-- start of Record set --

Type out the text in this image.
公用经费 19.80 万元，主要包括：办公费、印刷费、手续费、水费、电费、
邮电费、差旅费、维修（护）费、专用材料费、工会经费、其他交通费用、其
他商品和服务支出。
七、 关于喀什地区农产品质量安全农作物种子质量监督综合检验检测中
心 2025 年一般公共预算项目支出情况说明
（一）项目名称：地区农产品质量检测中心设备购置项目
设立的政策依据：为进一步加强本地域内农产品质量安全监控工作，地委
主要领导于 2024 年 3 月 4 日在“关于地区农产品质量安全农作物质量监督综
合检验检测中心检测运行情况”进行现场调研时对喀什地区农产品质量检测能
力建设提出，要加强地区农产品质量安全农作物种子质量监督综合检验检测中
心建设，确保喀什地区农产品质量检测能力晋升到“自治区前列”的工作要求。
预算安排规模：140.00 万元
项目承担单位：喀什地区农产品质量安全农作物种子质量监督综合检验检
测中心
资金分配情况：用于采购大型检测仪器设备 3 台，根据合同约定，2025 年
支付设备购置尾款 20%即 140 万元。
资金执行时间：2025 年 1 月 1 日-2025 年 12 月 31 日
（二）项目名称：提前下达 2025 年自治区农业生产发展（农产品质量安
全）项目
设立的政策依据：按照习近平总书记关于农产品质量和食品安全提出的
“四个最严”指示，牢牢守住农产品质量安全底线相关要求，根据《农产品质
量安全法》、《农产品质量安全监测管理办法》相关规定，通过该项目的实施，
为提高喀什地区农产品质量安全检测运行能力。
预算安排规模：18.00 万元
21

-- end of Record set --

**Aim of the exercise**
Return what is listed above, exactly and completely.

**Task solution**
Type out the text in this image.
公用经费 19.80 万元，主要包括：办公费、印刷费、手续费、水费、电费、
邮电费、差旅费、维修（护）费、专用材料费、工会经费、其他交通费用、其
他商品和服务支出。
七、 关于喀什地区农产品质量安全农作物种子质量监督综合检验检测中
心 2025 年一般公共预算项目支出情况说明
（一）项目名称：地区农产品质量检测中心设备购置项目
设立的政策依据：为进一步加强本地域内农产品质量安全监控工作，地委
主要领导于 2024 年 3 月 4 日在“关于地区农产品质量安全农作物质量监督综
合检验检测中心检测运行情况”进行现场调研时对喀什地区农产品质量检测能
力建设提出，要加强地区农产品质量安全农作物种子质量监督综合检验检测中
心建设，确保喀什地区农产品质量检测能力晋升到“自治区前列”的工作要求。
预算安排规模：140.00 万元
项目承担单位：喀什地区农产品质量安全农作物种子质量监督综合检验检
测中心
资金分配情况：用于采购大型检测仪器设备 3 台，根据合同约定，2025 年
支付设备购置尾款 20%即 140 万元。
资金执行时间：2025 年 1 月 1 日-2025 年 12 月 31 日
（二）项目名称：提前下达 2025 年自治区农业生产发展（农产品质量安
全）项目
设立的政策依据：按照习近平总书记关于农产品质量和食品安全提出的
“四个最严”指示，牢牢守住农产品质量安全底线相关要求，根据《农产品质
量安全法》、《农产品质量安全监测管理办法》相关规定，通过该项目的实施，
为提高喀什地区农产品质量安全检测运行能力。
预算安排规模：18.00 万元
21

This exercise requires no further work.